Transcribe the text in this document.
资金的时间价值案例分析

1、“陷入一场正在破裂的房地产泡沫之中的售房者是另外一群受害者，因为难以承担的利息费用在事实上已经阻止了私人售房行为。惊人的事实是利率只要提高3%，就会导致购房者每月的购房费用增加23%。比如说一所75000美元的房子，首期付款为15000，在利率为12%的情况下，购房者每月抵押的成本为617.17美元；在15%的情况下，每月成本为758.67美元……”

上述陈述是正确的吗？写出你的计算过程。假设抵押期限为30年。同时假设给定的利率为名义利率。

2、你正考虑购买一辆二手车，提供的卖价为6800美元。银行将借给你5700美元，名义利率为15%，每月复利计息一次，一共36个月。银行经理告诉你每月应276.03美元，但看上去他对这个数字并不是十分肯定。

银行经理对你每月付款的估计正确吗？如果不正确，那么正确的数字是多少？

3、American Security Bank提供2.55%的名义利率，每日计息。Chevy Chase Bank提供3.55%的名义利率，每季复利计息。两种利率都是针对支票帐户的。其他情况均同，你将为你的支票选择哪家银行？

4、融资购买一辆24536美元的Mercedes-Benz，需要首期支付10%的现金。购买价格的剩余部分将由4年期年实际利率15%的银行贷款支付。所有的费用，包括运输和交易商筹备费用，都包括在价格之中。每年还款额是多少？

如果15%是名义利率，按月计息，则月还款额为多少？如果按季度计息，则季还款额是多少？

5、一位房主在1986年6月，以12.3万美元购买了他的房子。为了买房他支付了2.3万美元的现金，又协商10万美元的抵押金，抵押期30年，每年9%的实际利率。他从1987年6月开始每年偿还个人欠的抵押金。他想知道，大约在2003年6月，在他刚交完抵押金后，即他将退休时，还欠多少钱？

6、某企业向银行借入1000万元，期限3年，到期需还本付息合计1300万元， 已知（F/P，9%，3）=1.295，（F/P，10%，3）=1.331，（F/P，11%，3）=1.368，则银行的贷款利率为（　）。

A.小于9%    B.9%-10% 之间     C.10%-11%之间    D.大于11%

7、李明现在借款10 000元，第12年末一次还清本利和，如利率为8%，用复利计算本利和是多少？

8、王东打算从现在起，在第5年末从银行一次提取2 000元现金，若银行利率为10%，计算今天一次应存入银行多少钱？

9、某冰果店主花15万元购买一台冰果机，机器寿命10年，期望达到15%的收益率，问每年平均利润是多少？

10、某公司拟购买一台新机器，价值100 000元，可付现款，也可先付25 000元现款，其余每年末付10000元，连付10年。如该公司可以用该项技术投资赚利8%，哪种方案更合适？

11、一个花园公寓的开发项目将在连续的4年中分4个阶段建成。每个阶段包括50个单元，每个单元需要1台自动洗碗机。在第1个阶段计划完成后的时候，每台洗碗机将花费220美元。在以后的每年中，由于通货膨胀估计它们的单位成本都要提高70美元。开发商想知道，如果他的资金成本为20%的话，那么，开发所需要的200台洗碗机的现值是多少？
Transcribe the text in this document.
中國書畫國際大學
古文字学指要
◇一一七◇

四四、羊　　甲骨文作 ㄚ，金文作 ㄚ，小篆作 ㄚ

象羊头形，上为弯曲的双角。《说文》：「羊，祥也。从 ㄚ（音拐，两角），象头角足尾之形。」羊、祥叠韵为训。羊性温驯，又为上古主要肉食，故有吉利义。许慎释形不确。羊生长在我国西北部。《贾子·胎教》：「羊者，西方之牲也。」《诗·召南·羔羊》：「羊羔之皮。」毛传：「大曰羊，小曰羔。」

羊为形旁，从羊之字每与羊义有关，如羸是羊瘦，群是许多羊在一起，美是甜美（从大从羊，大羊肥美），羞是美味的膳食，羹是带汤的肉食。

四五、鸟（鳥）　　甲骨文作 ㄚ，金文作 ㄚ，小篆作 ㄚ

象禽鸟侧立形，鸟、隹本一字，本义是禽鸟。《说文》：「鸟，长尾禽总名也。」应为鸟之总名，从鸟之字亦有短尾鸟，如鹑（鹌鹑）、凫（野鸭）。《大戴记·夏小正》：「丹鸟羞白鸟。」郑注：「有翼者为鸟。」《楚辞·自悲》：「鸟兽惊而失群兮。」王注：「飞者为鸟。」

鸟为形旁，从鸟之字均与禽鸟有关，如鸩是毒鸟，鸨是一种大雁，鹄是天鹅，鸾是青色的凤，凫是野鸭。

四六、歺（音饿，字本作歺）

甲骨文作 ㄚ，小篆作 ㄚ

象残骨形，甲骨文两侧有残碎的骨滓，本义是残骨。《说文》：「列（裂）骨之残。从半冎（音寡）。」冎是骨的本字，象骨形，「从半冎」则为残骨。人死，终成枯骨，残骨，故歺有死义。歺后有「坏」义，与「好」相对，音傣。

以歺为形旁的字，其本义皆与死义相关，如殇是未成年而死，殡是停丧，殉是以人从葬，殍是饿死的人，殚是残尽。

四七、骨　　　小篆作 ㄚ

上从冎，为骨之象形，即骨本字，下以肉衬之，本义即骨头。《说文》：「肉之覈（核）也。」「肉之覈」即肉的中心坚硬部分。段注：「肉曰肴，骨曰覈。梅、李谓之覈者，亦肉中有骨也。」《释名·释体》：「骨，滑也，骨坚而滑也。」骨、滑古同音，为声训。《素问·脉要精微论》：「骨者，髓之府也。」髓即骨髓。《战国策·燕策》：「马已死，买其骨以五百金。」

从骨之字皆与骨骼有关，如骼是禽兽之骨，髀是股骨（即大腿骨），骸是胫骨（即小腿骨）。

• • •

Can you restate every record above word for word?

Transcribe the text in this document.
资金的时间价值案例分析

1、“陷入一场正在破裂的房地产泡沫之中的售房者是另外一群受害者，因为难以承担的利息费用在事实上已经阻止了私人售房行为。惊人的事实是利率只要提高3%，就会导致购房者每月的购房费用增加23%。比如说一所75000美元的房子，首期付款为15000，在利率为12%的情况下，购房者每月抵押的成本为617.17美元；在15%的情况下，每月成本为758.67美元……”

上述陈述是正确的吗？写出你的计算过程。假设抵押期限为30年。同时假设给定的利率为名义利率。

2、你正考虑购买一辆二手车，提供的卖价为6800美元。银行将借给你5700美元，名义利率为15%，每月复利计息一次，一共36个月。银行经理告诉你每月应276.03美元，但看上去他对这个数字并不是十分肯定。

银行经理对你每月付款的估计正确吗？如果不正确，那么正确的数字是多少？

3、American Security Bank提供2.55%的名义利率，每日计息。Chevy Chase Bank提供3.55%的名义利率，每季复利计息。两种利率都是针对支票帐户的。其他情况均同，你将为你的支票选择哪家银行？

4、融资购买一辆24536美元的Mercedes-Benz，需要首期支付10%的现金。购买价格的剩余部分将由4年期年实际利率15%的银行贷款支付。所有的费用，包括运输和交易商筹备费用，都包括在价格之中。每年还款额是多少？

如果15%是名义利率，按月计息，则月还款额为多少？如果按季度计息，则季还款额是多少？

5、一位房主在1986年6月，以12.3万美元购买了他的房子。为了买房他支付了2.3万美元的现金，又协商10万美元的抵押金，抵押期30年，每年9%的实际利率。他从1987年6月开始每年偿还个人欠的抵押金。他想知道，大约在2003年6月，在他刚交完抵押金后，即他将退休时，还欠多少钱？

6、某企业向银行借入1000万元，期限3年，到期需还本付息合计1300万元， 已知（F/P，9%，3）=1.295，（F/P，10%，3）=1.331，（F/P，11%，3）=1.368，则银行的贷款利率为（　）。

A.小于9%    B.9%-10% 之间     C.10%-11%之间    D.大于11%

7、李明现在借款10 000元，第12年末一次还清本利和，如利率为8%，用复利计算本利和是多少？

8、王东打算从现在起，在第5年末从银行一次提取2 000元现金，若银行利率为10%，计算今天一次应存入银行多少钱？

9、某冰果店主花15万元购买一台冰果机，机器寿命10年，期望达到15%的收益率，问每年平均利润是多少？

10、某公司拟购买一台新机器，价值100 000元，可付现款，也可先付25 000元现款，其余每年末付10000元，连付10年。如该公司可以用该项技术投资赚利8%，哪种方案更合适？

11、一个花园公寓的开发项目将在连续的4年中分4个阶段建成。每个阶段包括50个单元，每个单元需要1台自动洗碗机。在第1个阶段计划完成后的时候，每台洗碗机将花费220美元。在以后的每年中，由于通货膨胀估计它们的单位成本都要提高70美元。开发商想知道，如果他的资金成本为20%的话，那么，开发所需要的200台洗碗机的现值是多少？
Transcribe the text in this document.
中國書畫國際大學
古文字学指要
◇一一七◇

四四、羊　　甲骨文作 ㄚ，金文作 ㄚ，小篆作 ㄚ

象羊头形，上为弯曲的双角。《说文》：「羊，祥也。从 ㄚ（音拐，两角），象头角足尾之形。」羊、祥叠韵为训。羊性温驯，又为上古主要肉食，故有吉利义。许慎释形不确。羊生长在我国西北部。《贾子·胎教》：「羊者，西方之牲也。」《诗·召南·羔羊》：「羊羔之皮。」毛传：「大曰羊，小曰羔。」

羊为形旁，从羊之字每与羊义有关，如羸是羊瘦，群是许多羊在一起，美是甜美（从大从羊，大羊肥美），羞是美味的膳食，羹是带汤的肉食。

四五、鸟（鳥）　　甲骨文作 ㄚ，金文作 ㄚ，小篆作 ㄚ

象禽鸟侧立形，鸟、隹本一字，本义是禽鸟。《说文》：「鸟，长尾禽总名也。」应为鸟之总名，从鸟之字亦有短尾鸟，如鹑（鹌鹑）、凫（野鸭）。《大戴记·夏小正》：「丹鸟羞白鸟。」郑注：「有翼者为鸟。」《楚辞·自悲》：「鸟兽惊而失群兮。」王注：「飞者为鸟。」

鸟为形旁，从鸟之字均与禽鸟有关，如鸩是毒鸟，鸨是一种大雁，鹄是天鹅，鸾是青色的凤，凫是野鸭。

四六、歺（音饿，字本作歺）

甲骨文作 ㄚ，小篆作 ㄚ

象残骨形，甲骨文两侧有残碎的骨滓，本义是残骨。《说文》：「列（裂）骨之残。从半冎（音寡）。」冎是骨的本字，象骨形，「从半冎」则为残骨。人死，终成枯骨，残骨，故歺有死义。歺后有「坏」义，与「好」相对，音傣。

以歺为形旁的字，其本义皆与死义相关，如殇是未成年而死，殡是停丧，殉是以人从葬，殍是饿死的人，殚是残尽。

四七、骨　　　小篆作 ㄚ

上从冎，为骨之象形，即骨本字，下以肉衬之，本义即骨头。《说文》：「肉之覈（核）也。」「肉之覈」即肉的中心坚硬部分。段注：「肉曰肴，骨曰覈。梅、李谓之覈者，亦肉中有骨也。」《释名·释体》：「骨，滑也，骨坚而滑也。」骨、滑古同音，为声训。《素问·脉要精微论》：「骨者，髓之府也。」髓即骨髓。《战国策·燕策》：「马已死，买其骨以五百金。」

从骨之字皆与骨骼有关，如骼是禽兽之骨，髀是股骨（即大腿骨），骸是胫骨（即小腿骨）。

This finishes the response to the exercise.